_Dataset records_

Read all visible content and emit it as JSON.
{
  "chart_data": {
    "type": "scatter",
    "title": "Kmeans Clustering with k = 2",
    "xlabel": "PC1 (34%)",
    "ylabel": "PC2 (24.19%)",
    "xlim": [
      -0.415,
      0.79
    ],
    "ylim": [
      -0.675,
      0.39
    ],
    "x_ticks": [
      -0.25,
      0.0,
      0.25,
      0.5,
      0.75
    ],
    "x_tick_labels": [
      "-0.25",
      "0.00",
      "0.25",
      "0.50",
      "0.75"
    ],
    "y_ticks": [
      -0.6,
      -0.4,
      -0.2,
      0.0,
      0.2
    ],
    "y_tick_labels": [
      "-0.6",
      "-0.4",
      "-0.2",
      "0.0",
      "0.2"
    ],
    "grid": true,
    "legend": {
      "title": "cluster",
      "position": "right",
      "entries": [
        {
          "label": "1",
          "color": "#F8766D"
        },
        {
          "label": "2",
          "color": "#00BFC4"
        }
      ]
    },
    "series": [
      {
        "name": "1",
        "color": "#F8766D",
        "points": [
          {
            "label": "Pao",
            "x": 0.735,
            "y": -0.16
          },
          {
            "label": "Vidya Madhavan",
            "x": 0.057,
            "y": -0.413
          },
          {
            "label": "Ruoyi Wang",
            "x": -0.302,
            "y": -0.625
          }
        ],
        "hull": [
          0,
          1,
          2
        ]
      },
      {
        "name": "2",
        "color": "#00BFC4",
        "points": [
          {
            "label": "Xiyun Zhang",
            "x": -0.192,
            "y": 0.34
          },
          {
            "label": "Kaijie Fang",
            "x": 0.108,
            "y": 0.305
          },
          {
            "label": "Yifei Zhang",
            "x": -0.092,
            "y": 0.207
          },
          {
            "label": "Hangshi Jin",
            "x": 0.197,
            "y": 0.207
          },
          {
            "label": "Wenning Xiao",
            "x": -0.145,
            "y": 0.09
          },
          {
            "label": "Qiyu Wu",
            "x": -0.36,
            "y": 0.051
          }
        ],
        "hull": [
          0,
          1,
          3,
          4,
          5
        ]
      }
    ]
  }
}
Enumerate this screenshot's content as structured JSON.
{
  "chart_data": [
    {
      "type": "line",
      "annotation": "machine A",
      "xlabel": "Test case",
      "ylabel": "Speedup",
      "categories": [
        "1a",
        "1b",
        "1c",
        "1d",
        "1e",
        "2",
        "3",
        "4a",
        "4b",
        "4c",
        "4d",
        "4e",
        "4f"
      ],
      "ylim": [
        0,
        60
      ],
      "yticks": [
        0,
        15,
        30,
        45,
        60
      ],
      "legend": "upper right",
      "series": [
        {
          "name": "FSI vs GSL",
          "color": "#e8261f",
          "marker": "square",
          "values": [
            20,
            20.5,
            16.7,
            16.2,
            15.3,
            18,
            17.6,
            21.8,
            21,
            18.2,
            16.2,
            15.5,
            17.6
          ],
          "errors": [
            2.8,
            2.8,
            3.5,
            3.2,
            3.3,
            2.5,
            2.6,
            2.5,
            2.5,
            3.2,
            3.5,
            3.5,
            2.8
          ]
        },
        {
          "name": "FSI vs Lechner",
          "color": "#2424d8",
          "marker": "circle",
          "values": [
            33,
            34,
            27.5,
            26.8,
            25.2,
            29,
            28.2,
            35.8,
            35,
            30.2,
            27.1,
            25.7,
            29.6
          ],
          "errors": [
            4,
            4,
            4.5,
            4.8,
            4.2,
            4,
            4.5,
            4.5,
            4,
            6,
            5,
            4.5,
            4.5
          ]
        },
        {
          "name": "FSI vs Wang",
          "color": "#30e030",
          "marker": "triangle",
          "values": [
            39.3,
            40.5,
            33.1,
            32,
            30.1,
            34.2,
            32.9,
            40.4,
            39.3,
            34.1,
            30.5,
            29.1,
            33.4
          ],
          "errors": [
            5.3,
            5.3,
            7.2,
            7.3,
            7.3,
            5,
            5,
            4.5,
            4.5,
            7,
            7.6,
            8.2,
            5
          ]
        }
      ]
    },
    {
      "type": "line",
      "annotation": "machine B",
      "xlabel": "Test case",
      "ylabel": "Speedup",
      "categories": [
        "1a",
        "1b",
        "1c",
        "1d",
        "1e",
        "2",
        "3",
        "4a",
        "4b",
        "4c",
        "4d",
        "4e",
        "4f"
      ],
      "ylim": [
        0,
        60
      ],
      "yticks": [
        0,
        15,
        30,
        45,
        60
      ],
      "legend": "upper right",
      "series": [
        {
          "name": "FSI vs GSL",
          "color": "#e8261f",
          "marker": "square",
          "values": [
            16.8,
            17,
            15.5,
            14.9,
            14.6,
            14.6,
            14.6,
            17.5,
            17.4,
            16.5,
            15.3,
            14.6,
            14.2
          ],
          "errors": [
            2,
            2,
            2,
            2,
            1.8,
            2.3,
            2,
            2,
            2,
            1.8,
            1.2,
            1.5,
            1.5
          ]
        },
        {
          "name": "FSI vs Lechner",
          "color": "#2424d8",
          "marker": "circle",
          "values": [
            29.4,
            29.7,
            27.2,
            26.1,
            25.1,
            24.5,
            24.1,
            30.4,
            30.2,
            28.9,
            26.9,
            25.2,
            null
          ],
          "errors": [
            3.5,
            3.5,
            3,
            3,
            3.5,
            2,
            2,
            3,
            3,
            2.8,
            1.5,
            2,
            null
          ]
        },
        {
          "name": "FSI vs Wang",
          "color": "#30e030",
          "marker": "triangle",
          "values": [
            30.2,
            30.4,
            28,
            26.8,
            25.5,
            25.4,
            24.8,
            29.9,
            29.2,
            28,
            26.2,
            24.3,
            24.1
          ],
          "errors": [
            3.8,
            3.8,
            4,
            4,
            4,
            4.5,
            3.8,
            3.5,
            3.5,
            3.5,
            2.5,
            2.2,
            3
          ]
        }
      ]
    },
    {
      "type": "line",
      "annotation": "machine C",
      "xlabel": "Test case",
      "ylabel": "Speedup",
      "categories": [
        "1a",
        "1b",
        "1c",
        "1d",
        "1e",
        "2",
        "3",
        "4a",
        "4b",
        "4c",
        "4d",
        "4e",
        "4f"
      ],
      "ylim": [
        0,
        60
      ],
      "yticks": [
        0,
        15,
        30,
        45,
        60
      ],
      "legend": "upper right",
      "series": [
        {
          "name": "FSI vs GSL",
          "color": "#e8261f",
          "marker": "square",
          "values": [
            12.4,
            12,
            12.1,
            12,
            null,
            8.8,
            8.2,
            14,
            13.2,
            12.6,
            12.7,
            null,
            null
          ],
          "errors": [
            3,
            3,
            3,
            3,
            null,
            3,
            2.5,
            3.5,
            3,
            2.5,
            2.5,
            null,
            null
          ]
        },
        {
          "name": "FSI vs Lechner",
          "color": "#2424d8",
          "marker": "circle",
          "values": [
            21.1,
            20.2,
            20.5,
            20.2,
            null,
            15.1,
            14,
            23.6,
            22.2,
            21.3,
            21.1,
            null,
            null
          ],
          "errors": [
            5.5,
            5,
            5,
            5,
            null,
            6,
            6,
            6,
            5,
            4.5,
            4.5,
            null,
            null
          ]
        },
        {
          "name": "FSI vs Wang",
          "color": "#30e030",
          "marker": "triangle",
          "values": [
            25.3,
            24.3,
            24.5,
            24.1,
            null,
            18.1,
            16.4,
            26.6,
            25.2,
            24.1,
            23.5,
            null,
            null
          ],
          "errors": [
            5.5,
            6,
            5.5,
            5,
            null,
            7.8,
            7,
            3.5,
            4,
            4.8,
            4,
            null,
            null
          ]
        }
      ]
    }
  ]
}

_Problem description_
Write the material out exactly, with nothing left out.

_Solution_
Read all visible content and emit it as JSON.
{
  "chart_data": {
    "type": "scatter",
    "title": "Kmeans Clustering with k = 2",
    "xlabel": "PC1 (34%)",
    "ylabel": "PC2 (24.19%)",
    "xlim": [
      -0.415,
      0.79
    ],
    "ylim": [
      -0.675,
      0.39
    ],
    "x_ticks": [
      -0.25,
      0.0,
      0.25,
      0.5,
      0.75
    ],
    "x_tick_labels": [
      "-0.25",
      "0.00",
      "0.25",
      "0.50",
      "0.75"
    ],
    "y_ticks": [
      -0.6,
      -0.4,
      -0.2,
      0.0,
      0.2
    ],
    "y_tick_labels": [
      "-0.6",
      "-0.4",
      "-0.2",
      "0.0",
      "0.2"
    ],
    "grid": true,
    "legend": {
      "title": "cluster",
      "position": "right",
      "entries": [
        {
          "label": "1",
          "color": "#F8766D"
        },
        {
          "label": "2",
          "color": "#00BFC4"
        }
      ]
    },
    "series": [
      {
        "name": "1",
        "color": "#F8766D",
        "points": [
          {
            "label": "Pao",
            "x": 0.735,
            "y": -0.16
          },
          {
            "label": "Vidya Madhavan",
            "x": 0.057,
            "y": -0.413
          },
          {
            "label": "Ruoyi Wang",
            "x": -0.302,
            "y": -0.625
          }
        ],
        "hull": [
          0,
          1,
          2
        ]
      },
      {
        "name": "2",
        "color": "#00BFC4",
        "points": [
          {
            "label": "Xiyun Zhang",
            "x": -0.192,
            "y": 0.34
          },
          {
            "label": "Kaijie Fang",
            "x": 0.108,
            "y": 0.305
          },
          {
            "label": "Yifei Zhang",
            "x": -0.092,
            "y": 0.207
          },
          {
            "label": "Hangshi Jin",
            "x": 0.197,
            "y": 0.207
          },
          {
            "label": "Wenning Xiao",
            "x": -0.145,
            "y": 0.09
          },
          {
            "label": "Qiyu Wu",
            "x": -0.36,
            "y": 0.051
          }
        ],
        "hull": [
          0,
          1,
          3,
          4,
          5
        ]
      }
    ]
  }
}
Enumerate this screenshot's content as structured JSON.
{
  "chart_data": [
    {
      "type": "line",
      "annotation": "machine A",
      "xlabel": "Test case",
      "ylabel": "Speedup",
      "categories": [
        "1a",
        "1b",
        "1c",
        "1d",
        "1e",
        "2",
        "3",
        "4a",
        "4b",
        "4c",
        "4d",
        "4e",
        "4f"
      ],
      "ylim": [
        0,
        60
      ],
      "yticks": [
        0,
        15,
        30,
        45,
        60
      ],
      "legend": "upper right",
      "series": [
        {
          "name": "FSI vs GSL",
          "color": "#e8261f",
          "marker": "square",
          "values": [
            20,
            20.5,
            16.7,
            16.2,
            15.3,
            18,
            17.6,
            21.8,
            21,
            18.2,
            16.2,
            15.5,
            17.6
          ],
          "errors": [
            2.8,
            2.8,
            3.5,
            3.2,
            3.3,
            2.5,
            2.6,
            2.5,
            2.5,
            3.2,
            3.5,
            3.5,
            2.8
          ]
        },
        {
          "name": "FSI vs Lechner",
          "color": "#2424d8",
          "marker": "circle",
          "values": [
            33,
            34,
            27.5,
            26.8,
            25.2,
            29,
            28.2,
            35.8,
            35,
            30.2,
            27.1,
            25.7,
            29.6
          ],
          "errors": [
            4,
            4,
            4.5,
            4.8,
            4.2,
            4,
            4.5,
            4.5,
            4,
            6,
            5,
            4.5,
            4.5
          ]
        },
        {
          "name": "FSI vs Wang",
          "color": "#30e030",
          "marker": "triangle",
          "values": [
            39.3,
            40.5,
            33.1,
            32,
            30.1,
            34.2,
            32.9,
            40.4,
            39.3,
            34.1,
            30.5,
            29.1,
            33.4
          ],
          "errors": [
            5.3,
            5.3,
            7.2,
            7.3,
            7.3,
            5,
            5,
            4.5,
            4.5,
            7,
            7.6,
            8.2,
            5
          ]
        }
      ]
    },
    {
      "type": "line",
      "annotation": "machine B",
      "xlabel": "Test case",
      "ylabel": "Speedup",
      "categories": [
        "1a",
        "1b",
        "1c",
        "1d",
        "1e",
        "2",
        "3",
        "4a",
        "4b",
        "4c",
        "4d",
        "4e",
        "4f"
      ],
      "ylim": [
        0,
        60
      ],
      "yticks": [
        0,
        15,
        30,
        45,
        60
      ],
      "legend": "upper right",
      "series": [
        {
          "name": "FSI vs GSL",
          "color": "#e8261f",
          "marker": "square",
          "values": [
            16.8,
            17,
            15.5,
            14.9,
            14.6,
            14.6,
            14.6,
            17.5,
            17.4,
            16.5,
            15.3,
            14.6,
            14.2
          ],
          "errors": [
            2,
            2,
            2,
            2,
            1.8,
            2.3,
            2,
            2,
            2,
            1.8,
            1.2,
            1.5,
            1.5
          ]
        },
        {
          "name": "FSI vs Lechner",
          "color": "#2424d8",
          "marker": "circle",
          "values": [
            29.4,
            29.7,
            27.2,
            26.1,
            25.1,
            24.5,
            24.1,
            30.4,
            30.2,
            28.9,
            26.9,
            25.2,
            null
          ],
          "errors": [
            3.5,
            3.5,
            3,
            3,
            3.5,
            2,
            2,
            3,
            3,
            2.8,
            1.5,
            2,
            null
          ]
        },
        {
          "name": "FSI vs Wang",
          "color": "#30e030",
          "marker": "triangle",
          "values": [
            30.2,
            30.4,
            28,
            26.8,
            25.5,
            25.4,
            24.8,
            29.9,
            29.2,
            28,
            26.2,
            24.3,
            24.1
          ],
          "errors": [
            3.8,
            3.8,
            4,
            4,
            4,
            4.5,
            3.8,
            3.5,
            3.5,
            3.5,
            2.5,
            2.2,
            3
          ]
        }
      ]
    },
    {
      "type": "line",
      "annotation": "machine C",
      "xlabel": "Test case",
      "ylabel": "Speedup",
      "categories": [
        "1a",
        "1b",
        "1c",
        "1d",
        "1e",
        "2",
        "3",
        "4a",
        "4b",
        "4c",
        "4d",
        "4e",
        "4f"
      ],
      "ylim": [
        0,
        60
      ],
      "yticks": [
        0,
        15,
        30,
        45,
        60
      ],
      "legend": "upper right",
      "series": [
        {
          "name": "FSI vs GSL",
          "color": "#e8261f",
          "marker": "square",
          "values": [
            12.4,
            12,
            12.1,
            12,
            null,
            8.8,
            8.2,
            14,
            13.2,
            12.6,
            12.7,
            null,
            null
          ],
          "errors": [
            3,
            3,
            3,
            3,
            null,
            3,
            2.5,
            3.5,
            3,
            2.5,
            2.5,
            null,
            null
          ]
        },
        {
          "name": "FSI vs Lechner",
          "color": "#2424d8",
          "marker": "circle",
          "values": [
            21.1,
            20.2,
            20.5,
            20.2,
            null,
            15.1,
            14,
            23.6,
            22.2,
            21.3,
            21.1,
            null,
            null
          ],
          "errors": [
            5.5,
            5,
            5,
            5,
            null,
            6,
            6,
            6,
            5,
            4.5,
            4.5,
            null,
            null
          ]
        },
        {
          "name": "FSI vs Wang",
          "color": "#30e030",
          "marker": "triangle",
          "values": [
            25.3,
            24.3,
            24.5,
            24.1,
            null,
            18.1,
            16.4,
            26.6,
            25.2,
            24.1,
            23.5,
            null,
            null
          ],
          "errors": [
            5.5,
            6,
            5.5,
            5,
            null,
            7.8,
            7,
            3.5,
            4,
            4.8,
            4,
            null,
            null
          ]
        }
      ]
    }
  ]
}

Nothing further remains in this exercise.